Trecho do texto:
════

Nossa moda é autoral

seg, 10 junho 2024 11:08

Nossa moda é autoral

Egressos da Unifor que fogem do fast fashion apostam na moda autoral e criam negócios de sucesso. Com viés prático latente, curso de Design de Moda estimula experimentações e empreendedorismo


Egressa do curso de Design de Moda, Deli Trajano trabalha com moda autoral nas coleções de sua marca, a Okey (Foto: Ares Soares)
Egressa do curso de Design de Moda, Deli Trajano trabalha com moda autoral nas coleções de sua marca, a Okey (Foto: Ares Soares)

Eles atuam por uma moda mais consciente, limpa e duradoura. Na via contrária ao fast fashion — um trocadilho com o fast food adaptado ao mundo da moda —, pavimentam personalidade e reforçam aspectos culturais com a moda autoral.

════

Dados disponíveis:
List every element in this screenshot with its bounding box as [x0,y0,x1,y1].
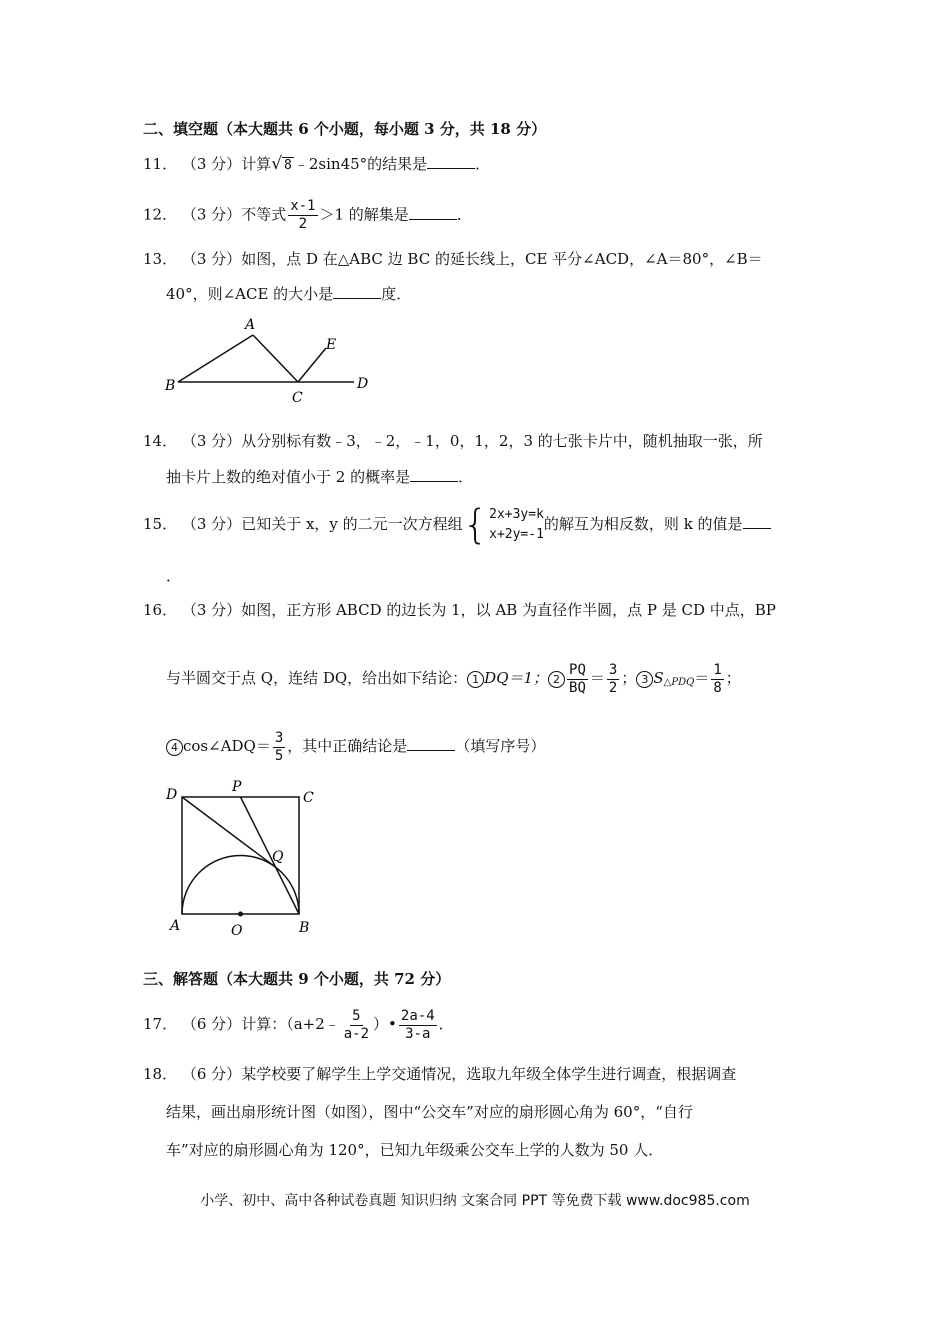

════

Tarefas:
1. Indique se cada afirmação abaixo está de acordo com o texto sobre moda autoral, respondendo sim ou não e citando literalmente as palavras do texto que decidem a resposta. (a) Deli Trajano é egressa do curso de Design de Moda. (b) A marca de Deli Trajano se chama Okey. (c) Os egressos da Unifor seguem o fast fashion.
2. Responda às perguntas a seguir com base no texto sobre moda autoral.
(a) Quem é o autor da foto de Deli Trajano?
(b) Que expressão o texto apresenta como um trocadilho com o fast food?
(c) Que curso estimula experimentações e empreendedorismo?
3. Continue escrevendo o texto sobre moda autoral a partir da última frase apresentada.
Os dados não têm relação com o texto sobre moda autoral.

Respostas dos exercícios:
1.
(a) Sim: "Egressa do curso de Design de Moda, Deli Trajano trabalha com moda autoral"
(b) Sim: "nas coleções de sua marca, a Okey"
(c) Não: "Egressos da Unifor que fogem do fast fashion"

2.
(a) Ares Soares.
(b) Fast fashion.
(c) O curso de Design de Moda.

3.
É buscando a própria essência e estimulando a criatividade que eles lançam seus próprios empreendimentos. Estão imersos no pulsante mercado de moda autoral do Ceará, mas não necessariamente se limitam às nossas divisas. São egressos da graduação em Design de Moda da Unifor, vinculada à Fundação Edson Queiroz, que vão ganhando o mundo e levando suas raízes no processo.

“No Ceará, o espaço da moda autoral é bastante significativo, com diversos eventos e iniciativas que valorizam os criadores locais”, contextualiza a coordenadora do curso, Priscila Medeiros. Ela lembra que o Estado tem se destacado nacionalmente por meio dessa moda, que traz uma identidade única e valoriza a cultura local, sendo reconhecida por sua originalidade e criatividade.

É uma lógica de produção que pode até parecer anacrônica se considerarmos o consumo acelerado dos nossos tempos. Mas estilistas como Lara, Aristeu, Deli e Ana Beatriz estão dispostos a criar coleções mais artesanais e levar sua história por meio de uma roupa capaz de resistir aos modismos.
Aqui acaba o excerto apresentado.